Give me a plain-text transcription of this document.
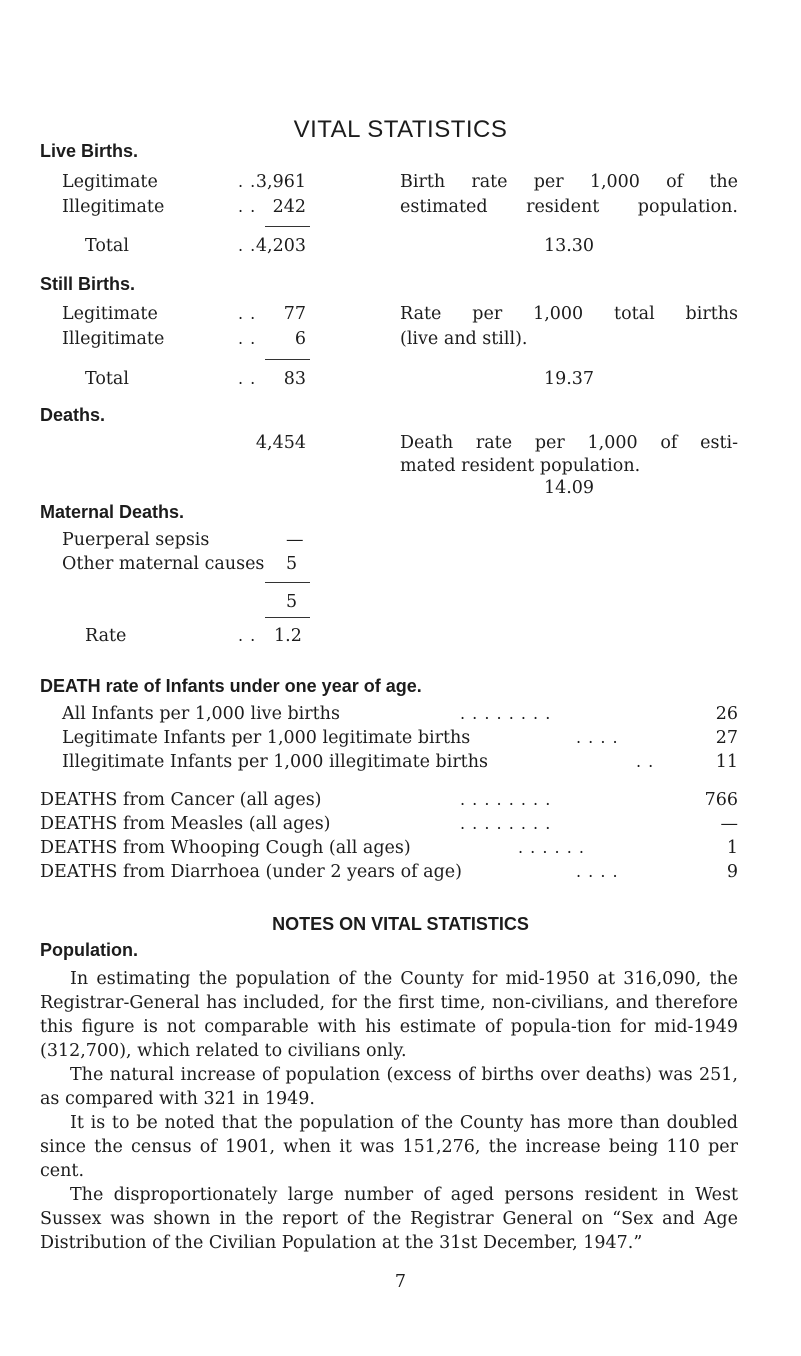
VITAL STATISTICS
Live Births.
Legitimate	. . 3,961
Illegitimate	. . 242
Total	. . 4,203
Birth rate per 1,000 of the
estimated resident population.
13.30
Still Births.
Legitimate	. .	77
Illegitimate	. .	6
Total	. .	83
Rate per 1,000 total births
(live and still).
19.37
Deaths.
4,454	Death rate per 1,000 of esti-
mated resident population.
14.09
Maternal Deaths.
Puerperal sepsis	—
Other maternal causes 5
5
Rate	. . 1.2
DEATH rate of Infants under one year of age.
All Infants per 1,000 live births	. . . . . . . .	26
Legitimate Infants per 1,000 legitimate births	. . . .	27
Illegitimate Infants per 1,000 illegitimate births	. .	11
DEATHS from Cancer (all ages)	. . . . . . . .	766
DEATHS from Measles (all ages)	. . . . . . . .	—
DEATHS from Whooping Cough (all ages)	. . . . . .	1
DEATHS from Diarrhoea (under 2 years of age)	. . . .	9
NOTES ON VITAL STATISTICS
Population.
In estimating the population of the County for mid-1950 at 316,090, the Registrar-General has included, for the first time, non-civilians, and therefore this figure is not comparable with his estimate of popula-tion for mid-1949 (312,700), which related to civilians only.
The natural increase of population (excess of births over deaths) was 251, as compared with 321 in 1949.
It is to be noted that the population of the County has more than doubled since the census of 1901, when it was 151,276, the increase being 110 per cent.
The disproportionately large number of aged persons resident in West Sussex was shown in the report of the Registrar General on “Sex and Age Distribution of the Civilian Population at the 31st December, 1947.”
7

◆ WHAT IS NEEDED: Using the material above, retype each entry exactly and omit the pictures.

◆ RESULT:
Give me a plain-text transcription of this document.
VITAL STATISTICS
Live Births.
Legitimate	. . 3,961
Illegitimate	. . 242
Total	. . 4,203
Birth rate per 1,000 of the
estimated resident population.
13.30
Still Births.
Legitimate	. .	77
Illegitimate	. .	6
Total	. .	83
Rate per 1,000 total births
(live and still).
19.37
Deaths.
4,454	Death rate per 1,000 of esti-
mated resident population.
14.09
Maternal Deaths.
Puerperal sepsis	—
Other maternal causes 5
5
Rate	. . 1.2
DEATH rate of Infants under one year of age.
All Infants per 1,000 live births	. . . . . . . .	26
Legitimate Infants per 1,000 legitimate births	. . . .	27
Illegitimate Infants per 1,000 illegitimate births	. .	11
DEATHS from Cancer (all ages)	. . . . . . . .	766
DEATHS from Measles (all ages)	. . . . . . . .	—
DEATHS from Whooping Cough (all ages)	. . . . . .	1
DEATHS from Diarrhoea (under 2 years of age)	. . . .	9
NOTES ON VITAL STATISTICS
Population.
In estimating the population of the County for mid-1950 at 316,090, the Registrar-General has included, for the first time, non-civilians, and therefore this figure is not comparable with his estimate of popula-tion for mid-1949 (312,700), which related to civilians only.
The natural increase of population (excess of births over deaths) was 251, as compared with 321 in 1949.
It is to be noted that the population of the County has more than doubled since the census of 1901, when it was 151,276, the increase being 110 per cent.
The disproportionately large number of aged persons resident in West Sussex was shown in the report of the Registrar General on “Sex and Age Distribution of the Civilian Population at the 31st December, 1947.”
7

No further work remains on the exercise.